AIM OF THE EXERCISE ▸
Copy every line of the items below word for word, but leave out the pictures.

DATASET RECORDS ▸
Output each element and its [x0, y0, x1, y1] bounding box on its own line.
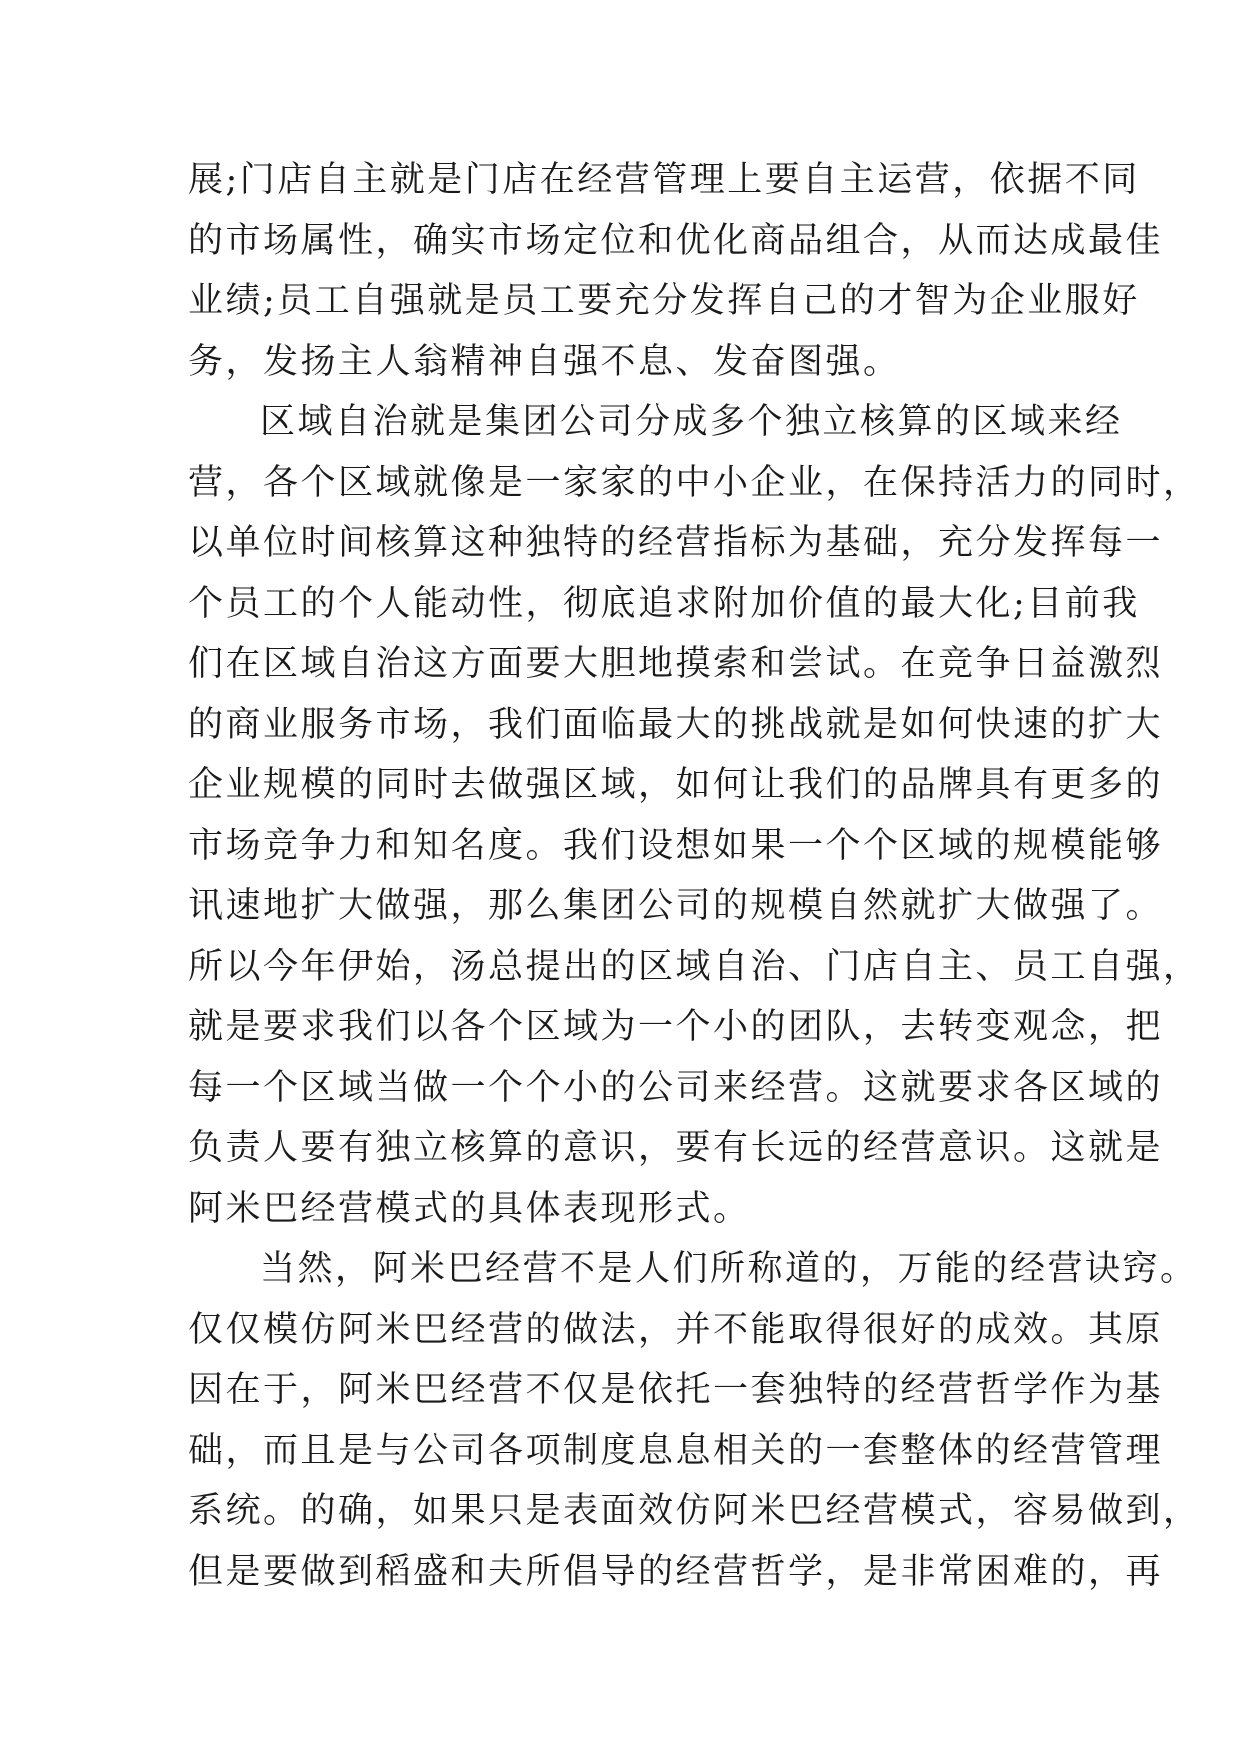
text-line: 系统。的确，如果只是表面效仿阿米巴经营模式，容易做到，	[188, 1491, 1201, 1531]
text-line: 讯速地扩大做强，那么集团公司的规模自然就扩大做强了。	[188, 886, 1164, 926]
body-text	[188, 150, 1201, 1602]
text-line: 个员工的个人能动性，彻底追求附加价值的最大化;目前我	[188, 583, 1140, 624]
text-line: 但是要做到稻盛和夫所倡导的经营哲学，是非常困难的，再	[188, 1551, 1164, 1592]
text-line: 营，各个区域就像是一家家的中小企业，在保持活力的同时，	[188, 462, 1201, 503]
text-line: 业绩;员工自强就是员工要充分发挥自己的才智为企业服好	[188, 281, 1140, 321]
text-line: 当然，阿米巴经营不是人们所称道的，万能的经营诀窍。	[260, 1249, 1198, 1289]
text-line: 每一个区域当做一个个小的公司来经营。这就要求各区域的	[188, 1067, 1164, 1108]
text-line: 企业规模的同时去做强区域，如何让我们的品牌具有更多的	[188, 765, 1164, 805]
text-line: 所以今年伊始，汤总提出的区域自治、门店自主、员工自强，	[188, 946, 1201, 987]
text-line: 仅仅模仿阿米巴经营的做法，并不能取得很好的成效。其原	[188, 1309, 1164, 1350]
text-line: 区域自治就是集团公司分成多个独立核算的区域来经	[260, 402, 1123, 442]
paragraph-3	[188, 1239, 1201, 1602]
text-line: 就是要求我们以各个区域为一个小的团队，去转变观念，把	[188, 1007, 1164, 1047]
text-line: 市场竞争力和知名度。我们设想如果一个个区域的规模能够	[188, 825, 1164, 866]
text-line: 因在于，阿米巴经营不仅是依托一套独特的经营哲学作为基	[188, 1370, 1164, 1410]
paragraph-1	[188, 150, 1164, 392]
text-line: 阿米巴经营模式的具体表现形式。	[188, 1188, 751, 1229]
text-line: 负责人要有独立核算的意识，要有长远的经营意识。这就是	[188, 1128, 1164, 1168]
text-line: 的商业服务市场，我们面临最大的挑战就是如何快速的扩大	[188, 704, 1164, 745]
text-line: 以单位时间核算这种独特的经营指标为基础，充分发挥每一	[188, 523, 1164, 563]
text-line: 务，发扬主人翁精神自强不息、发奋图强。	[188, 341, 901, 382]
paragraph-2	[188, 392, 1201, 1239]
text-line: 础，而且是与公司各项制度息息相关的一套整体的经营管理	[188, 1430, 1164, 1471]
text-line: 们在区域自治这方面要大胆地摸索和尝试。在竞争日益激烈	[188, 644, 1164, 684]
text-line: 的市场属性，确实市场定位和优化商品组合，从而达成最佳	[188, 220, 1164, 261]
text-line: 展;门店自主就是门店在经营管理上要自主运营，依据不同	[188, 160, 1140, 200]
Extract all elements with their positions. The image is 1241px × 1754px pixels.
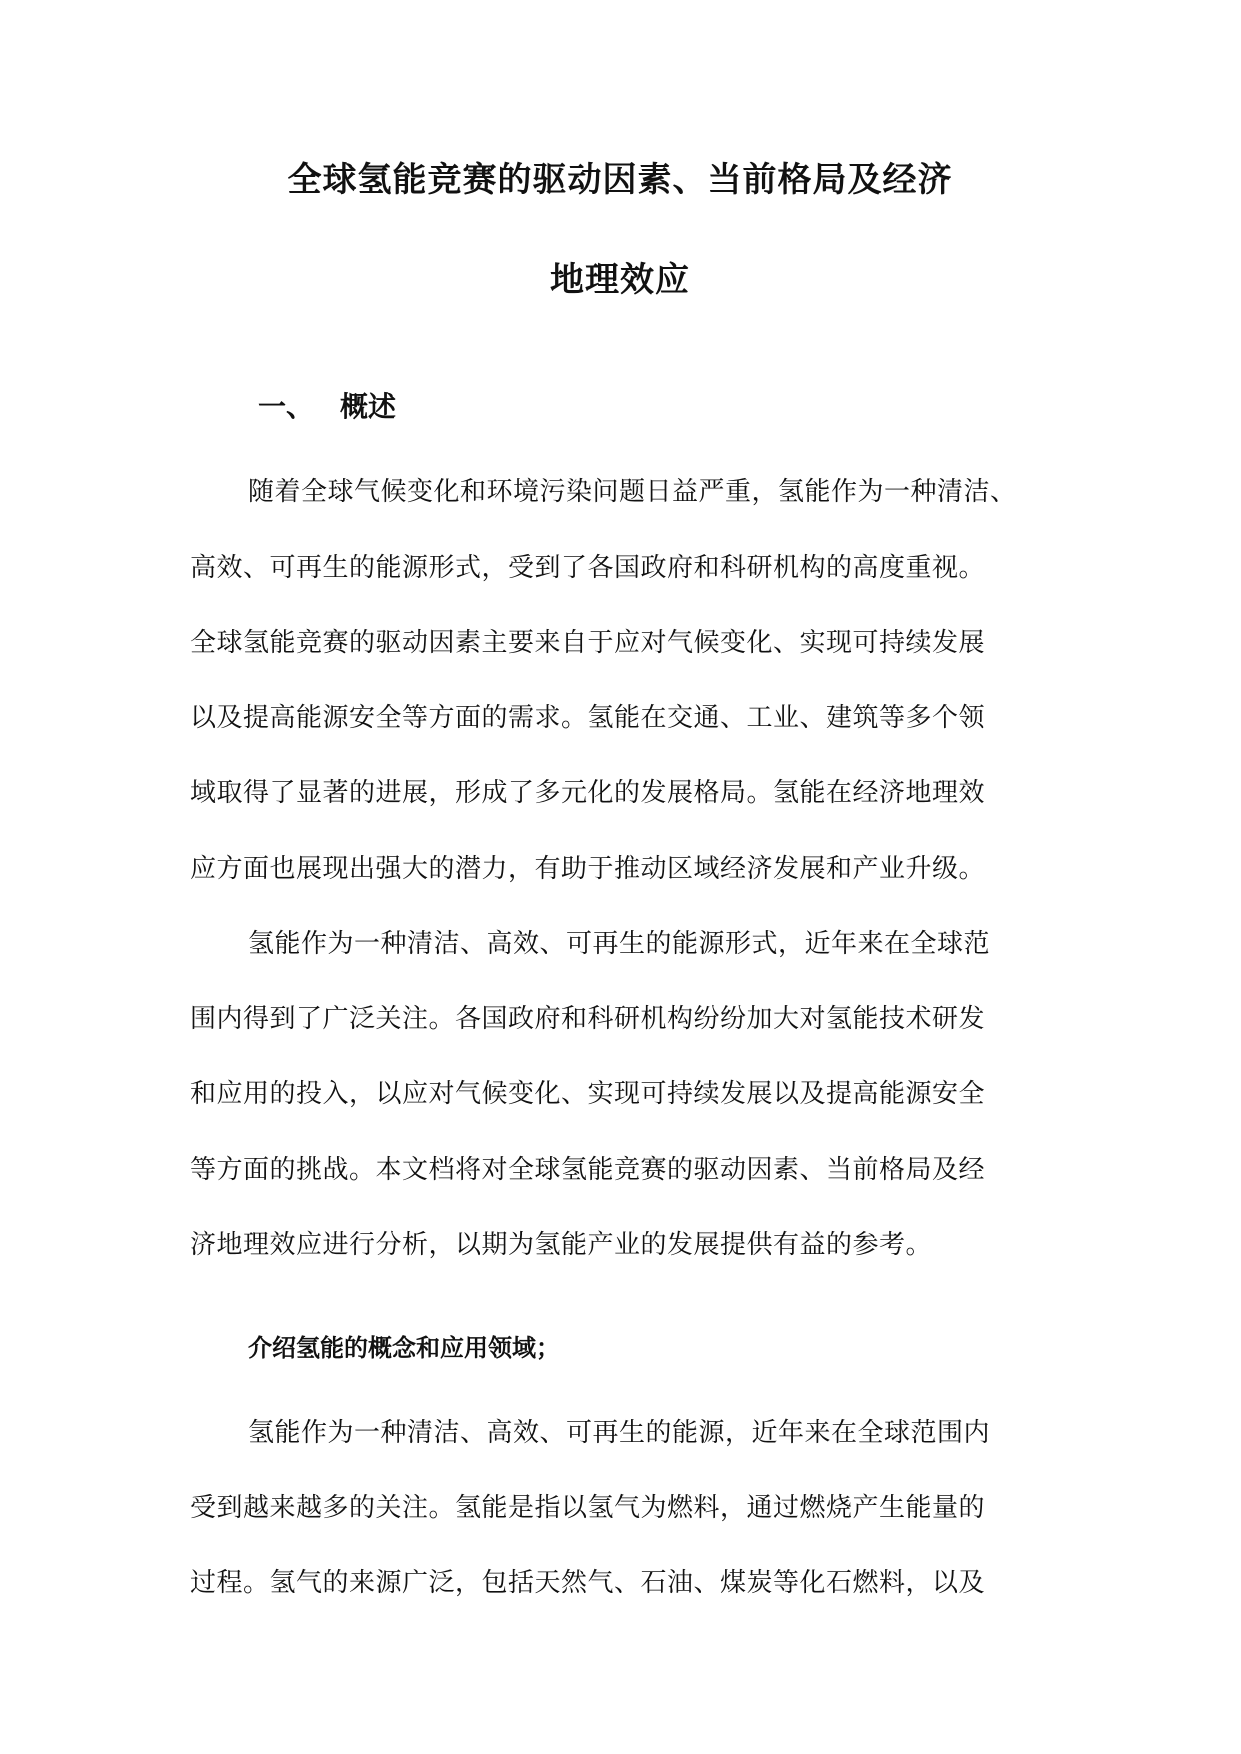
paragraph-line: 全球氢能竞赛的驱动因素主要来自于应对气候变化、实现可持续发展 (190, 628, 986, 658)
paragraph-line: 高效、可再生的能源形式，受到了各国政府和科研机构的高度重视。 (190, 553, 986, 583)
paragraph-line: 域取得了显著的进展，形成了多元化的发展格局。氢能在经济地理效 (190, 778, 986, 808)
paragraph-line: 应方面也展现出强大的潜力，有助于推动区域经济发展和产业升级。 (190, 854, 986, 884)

THE RESPONSE ▸
Output each element and its [x0, y0, x1, y1] bounding box on its own line.
text-line: 系统。的确，如果只是表面效仿阿米巴经营模式，容易做到，	[188, 1491, 1201, 1531]
text-line: 讯速地扩大做强，那么集团公司的规模自然就扩大做强了。	[188, 886, 1164, 926]
body-text	[188, 150, 1201, 1602]
text-line: 个员工的个人能动性，彻底追求附加价值的最大化;目前我	[188, 583, 1140, 624]
text-line: 但是要做到稻盛和夫所倡导的经营哲学，是非常困难的，再	[188, 1551, 1164, 1592]
text-line: 营，各个区域就像是一家家的中小企业，在保持活力的同时，	[188, 462, 1201, 503]
text-line: 业绩;员工自强就是员工要充分发挥自己的才智为企业服好	[188, 281, 1140, 321]
text-line: 当然，阿米巴经营不是人们所称道的，万能的经营诀窍。	[260, 1249, 1198, 1289]
text-line: 每一个区域当做一个个小的公司来经营。这就要求各区域的	[188, 1067, 1164, 1108]
text-line: 企业规模的同时去做强区域，如何让我们的品牌具有更多的	[188, 765, 1164, 805]
text-line: 所以今年伊始，汤总提出的区域自治、门店自主、员工自强，	[188, 946, 1201, 987]
text-line: 仅仅模仿阿米巴经营的做法，并不能取得很好的成效。其原	[188, 1309, 1164, 1350]
text-line: 区域自治就是集团公司分成多个独立核算的区域来经	[260, 402, 1123, 442]
paragraph-3	[188, 1239, 1201, 1602]
text-line: 就是要求我们以各个区域为一个小的团队，去转变观念，把	[188, 1007, 1164, 1047]
text-line: 市场竞争力和知名度。我们设想如果一个个区域的规模能够	[188, 825, 1164, 866]
text-line: 因在于，阿米巴经营不仅是依托一套独特的经营哲学作为基	[188, 1370, 1164, 1410]
paragraph-1	[188, 150, 1164, 392]
text-line: 阿米巴经营模式的具体表现形式。	[188, 1188, 751, 1229]
text-line: 负责人要有独立核算的意识，要有长远的经营意识。这就是	[188, 1128, 1164, 1168]
text-line: 的商业服务市场，我们面临最大的挑战就是如何快速的扩大	[188, 704, 1164, 745]
text-line: 以单位时间核算这种独特的经营指标为基础，充分发挥每一	[188, 523, 1164, 563]
text-line: 务，发扬主人翁精神自强不息、发奋图强。	[188, 341, 901, 382]
paragraph-2	[188, 392, 1201, 1239]
text-line: 础，而且是与公司各项制度息息相关的一套整体的经营管理	[188, 1430, 1164, 1471]
text-line: 们在区域自治这方面要大胆地摸索和尝试。在竞争日益激烈	[188, 644, 1164, 684]
text-line: 的市场属性，确实市场定位和优化商品组合，从而达成最佳	[188, 220, 1164, 261]
text-line: 展;门店自主就是门店在经营管理上要自主运营，依据不同	[188, 160, 1140, 200]
Extract all elements with their positions. The image is 1241px × 1754px pixels.
paragraph-line: 全球氢能竞赛的驱动因素主要来自于应对气候变化、实现可持续发展 (190, 628, 986, 658)
paragraph-line: 高效、可再生的能源形式，受到了各国政府和科研机构的高度重视。 (190, 553, 986, 583)
paragraph-line: 域取得了显著的进展，形成了多元化的发展格局。氢能在经济地理效 (190, 778, 986, 808)
paragraph-line: 应方面也展现出强大的潜力，有助于推动区域经济发展和产业升级。 (190, 854, 986, 884)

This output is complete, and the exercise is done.